» Given instruction
Examine the entries and show every line in which the word "mises" is found.

» Given data

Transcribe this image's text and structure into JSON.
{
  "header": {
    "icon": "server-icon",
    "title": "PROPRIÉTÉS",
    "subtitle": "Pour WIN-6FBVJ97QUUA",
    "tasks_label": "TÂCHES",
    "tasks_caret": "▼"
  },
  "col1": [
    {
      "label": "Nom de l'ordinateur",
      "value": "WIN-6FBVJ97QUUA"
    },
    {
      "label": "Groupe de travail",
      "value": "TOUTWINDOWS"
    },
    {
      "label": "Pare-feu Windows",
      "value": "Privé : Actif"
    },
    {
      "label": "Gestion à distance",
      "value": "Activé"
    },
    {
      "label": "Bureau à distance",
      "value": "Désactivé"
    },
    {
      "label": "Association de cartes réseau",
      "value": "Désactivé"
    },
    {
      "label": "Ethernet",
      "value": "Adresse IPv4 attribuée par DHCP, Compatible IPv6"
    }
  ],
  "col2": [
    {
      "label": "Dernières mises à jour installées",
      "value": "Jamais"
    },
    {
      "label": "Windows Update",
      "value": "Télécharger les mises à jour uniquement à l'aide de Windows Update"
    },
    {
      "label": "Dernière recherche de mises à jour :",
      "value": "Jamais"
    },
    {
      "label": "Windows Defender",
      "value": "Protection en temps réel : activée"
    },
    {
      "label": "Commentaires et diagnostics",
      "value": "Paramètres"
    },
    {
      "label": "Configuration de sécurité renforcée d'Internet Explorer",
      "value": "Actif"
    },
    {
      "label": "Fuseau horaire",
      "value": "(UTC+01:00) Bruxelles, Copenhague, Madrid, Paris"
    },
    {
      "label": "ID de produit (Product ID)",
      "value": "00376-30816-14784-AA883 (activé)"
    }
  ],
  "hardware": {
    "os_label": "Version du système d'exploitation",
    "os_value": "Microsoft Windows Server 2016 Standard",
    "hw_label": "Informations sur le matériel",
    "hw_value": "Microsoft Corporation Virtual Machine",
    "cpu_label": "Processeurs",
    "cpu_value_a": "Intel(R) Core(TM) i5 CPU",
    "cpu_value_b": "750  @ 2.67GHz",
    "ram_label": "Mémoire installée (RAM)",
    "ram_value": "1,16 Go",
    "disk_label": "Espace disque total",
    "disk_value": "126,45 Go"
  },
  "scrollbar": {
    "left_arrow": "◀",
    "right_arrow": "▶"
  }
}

» Solution
      "label": "Dernières mises à jour installées",
      "value": "Télécharger les mises à jour uniquement à l'aide de Windows Update"
      "label": "Dernière recherche de mises à jour :",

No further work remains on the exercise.